Copy out all the lines exactly. Omit pictures.

(begin)

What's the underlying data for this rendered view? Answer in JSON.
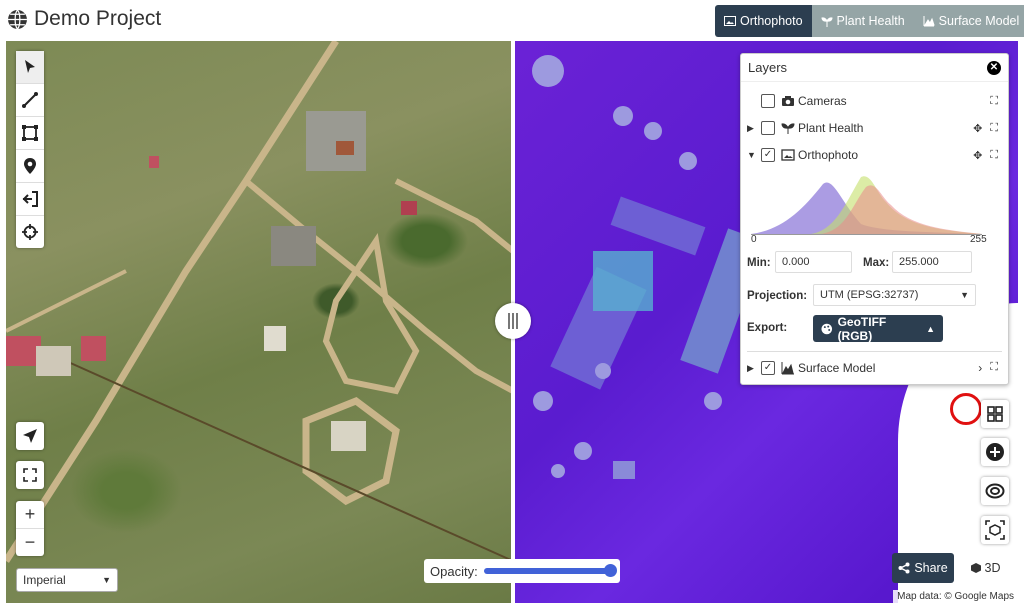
{
  "header": {
    "title": "Demo Project",
    "tabs": [
      {
        "label": "Orthophoto",
        "active": true,
        "icon": "image-icon"
      },
      {
        "label": "Plant Health",
        "active": false,
        "icon": "plant-icon"
      },
      {
        "label": "Surface Model",
        "active": false,
        "icon": "chart-area-icon"
      }
    ]
  },
  "toolbar": {
    "tools": [
      "select-pointer-icon",
      "measure-line-icon",
      "measure-area-icon",
      "point-marker-icon",
      "import-icon",
      "crosshair-icon"
    ]
  },
  "units": {
    "selected": "Imperial"
  },
  "opacity": {
    "label": "Opacity:",
    "value": 1.0
  },
  "layers_panel": {
    "title": "Layers",
    "layers": [
      {
        "label": "Cameras",
        "checked": false,
        "expandable": false
      },
      {
        "label": "Plant Health",
        "checked": false,
        "expandable": true
      },
      {
        "label": "Orthophoto",
        "checked": true,
        "expandable": true,
        "expanded": true
      },
      {
        "label": "Surface Model",
        "checked": true,
        "expandable": true
      }
    ],
    "histogram": {
      "min_label": "0",
      "max_label": "255"
    },
    "min_label": "Min:",
    "min_value": "0.000",
    "max_label": "Max:",
    "max_value": "255.000",
    "projection_label": "Projection:",
    "projection_value": "UTM (EPSG:32737)",
    "export_label": "Export:",
    "export_value": "GeoTIFF (RGB)"
  },
  "buttons": {
    "share": "Share",
    "view3d": "3D"
  },
  "attribution": "Map data: © Google Maps",
  "colors": {
    "dark": "#2c3e50",
    "tab_inactive": "#95a5a6",
    "surface_purple": "#5a1ccf",
    "highlight_red": "#e01010"
  }
}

(end)

**Reply to the exercise:**
What's the underlying data for this rendered view? Answer in JSON.
{
  "header": {
    "title": "Demo Project",
    "tabs": [
      {
        "label": "Orthophoto",
        "active": true,
        "icon": "image-icon"
      },
      {
        "label": "Plant Health",
        "active": false,
        "icon": "plant-icon"
      },
      {
        "label": "Surface Model",
        "active": false,
        "icon": "chart-area-icon"
      }
    ]
  },
  "toolbar": {
    "tools": [
      "select-pointer-icon",
      "measure-line-icon",
      "measure-area-icon",
      "point-marker-icon",
      "import-icon",
      "crosshair-icon"
    ]
  },
  "units": {
    "selected": "Imperial"
  },
  "opacity": {
    "label": "Opacity:",
    "value": 1.0
  },
  "layers_panel": {
    "title": "Layers",
    "layers": [
      {
        "label": "Cameras",
        "checked": false,
        "expandable": false
      },
      {
        "label": "Plant Health",
        "checked": false,
        "expandable": true
      },
      {
        "label": "Orthophoto",
        "checked": true,
        "expandable": true,
        "expanded": true
      },
      {
        "label": "Surface Model",
        "checked": true,
        "expandable": true
      }
    ],
    "histogram": {
      "min_label": "0",
      "max_label": "255"
    },
    "min_label": "Min:",
    "min_value": "0.000",
    "max_label": "Max:",
    "max_value": "255.000",
    "projection_label": "Projection:",
    "projection_value": "UTM (EPSG:32737)",
    "export_label": "Export:",
    "export_value": "GeoTIFF (RGB)"
  },
  "buttons": {
    "share": "Share",
    "view3d": "3D"
  },
  "attribution": "Map data: © Google Maps",
  "colors": {
    "dark": "#2c3e50",
    "tab_inactive": "#95a5a6",
    "surface_purple": "#5a1ccf",
    "highlight_red": "#e01010"
  }
}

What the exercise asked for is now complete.